Work required:
Extract the text of each entry below exactly, leaving every image behind.

§

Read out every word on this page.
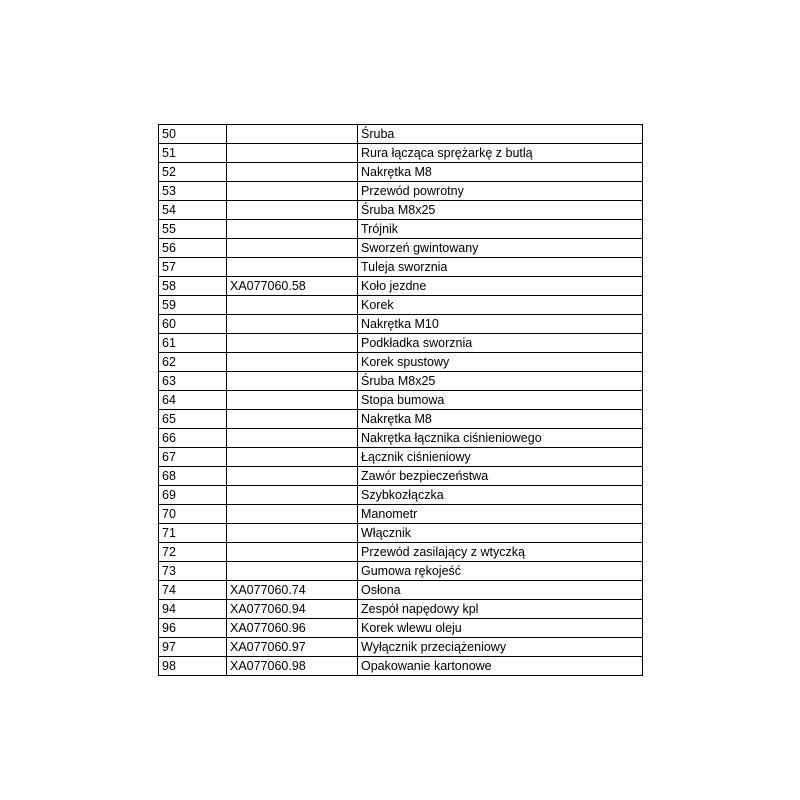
50		Śruba
51		Rura łącząca sprężarkę z butlą
52		Nakrętka M8
53		Przewód powrotny
54		Śruba M8x25
55		Trójnik
56		Sworzeń gwintowany
57		Tuleja sworznia
58	XA077060.58	Koło jezdne
59		Korek
60		Nakrętka M10
61		Podkładka sworznia
62		Korek spustowy
63		Śruba M8x25
64		Stopa bumowa
65		Nakrętka M8
66		Nakrętka łącznika ciśnieniowego
67		Łącznik ciśnieniowy
68		Zawór bezpieczeństwa
69		Szybkozłączka
70		Manometr
71		Włącznik
72		Przewód zasilający z wtyczką
73		Gumowa rękojeść
74	XA077060.74	Osłona
94	XA077060.94	Zespół napędowy kpl
96	XA077060.96	Korek wlewu oleju
97	XA077060.97	Wyłącznik przeciążeniowy
98	XA077060.98	Opakowanie kartonowe
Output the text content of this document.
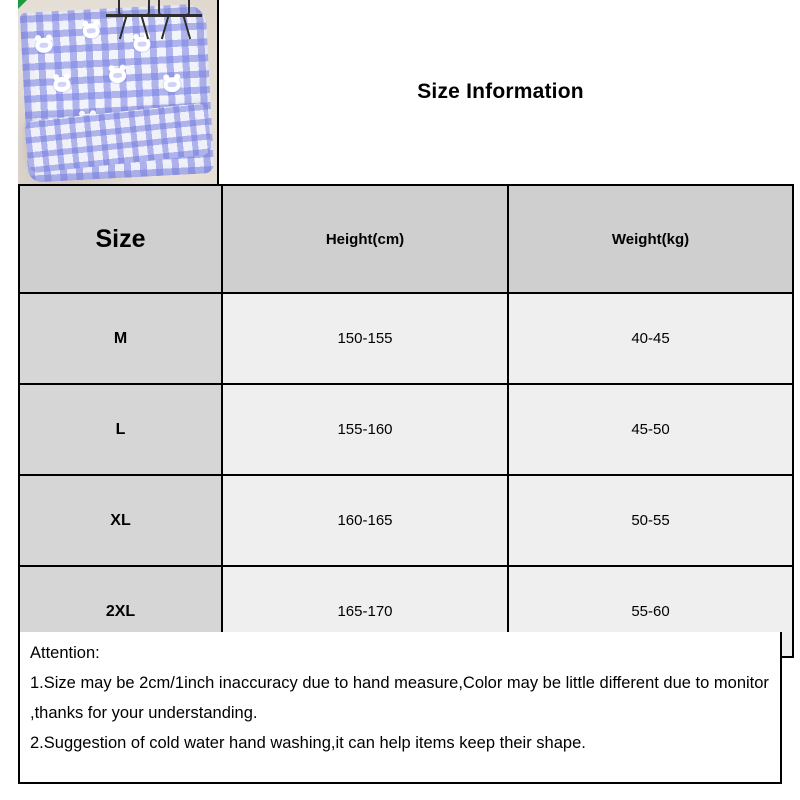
Size Information
Size	Height(cm)	Weight(kg)
M	150-155	40-45
L	155-160	45-50
XL	160-165	50-55
2XL	165-170	55-60
Attention:
1.Size may be 2cm/1inch inaccuracy due to hand measure,Color may be little different due to monitor ,thanks for your understanding.
2.Suggestion of cold water hand washing,it can help items keep their shape.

§

Output:
Read out every word on this page.
50		Śruba
51		Rura łącząca sprężarkę z butlą
52		Nakrętka M8
53		Przewód powrotny
54		Śruba M8x25
55		Trójnik
56		Sworzeń gwintowany
57		Tuleja sworznia
58	XA077060.58	Koło jezdne
59		Korek
60		Nakrętka M10
61		Podkładka sworznia
62		Korek spustowy
63		Śruba M8x25
64		Stopa bumowa
65		Nakrętka M8
66		Nakrętka łącznika ciśnieniowego
67		Łącznik ciśnieniowy
68		Zawór bezpieczeństwa
69		Szybkozłączka
70		Manometr
71		Włącznik
72		Przewód zasilający z wtyczką
73		Gumowa rękojeść
74	XA077060.74	Osłona
94	XA077060.94	Zespół napędowy kpl
96	XA077060.96	Korek wlewu oleju
97	XA077060.97	Wyłącznik przeciążeniowy
98	XA077060.98	Opakowanie kartonowe
Output the text content of this document.
Size Information
Size	Height(cm)	Weight(kg)
M	150-155	40-45
L	155-160	45-50
XL	160-165	50-55
2XL	165-170	55-60
Attention:
1.Size may be 2cm/1inch inaccuracy due to hand measure,Color may be little different due to monitor ,thanks for your understanding.
2.Suggestion of cold water hand washing,it can help items keep their shape.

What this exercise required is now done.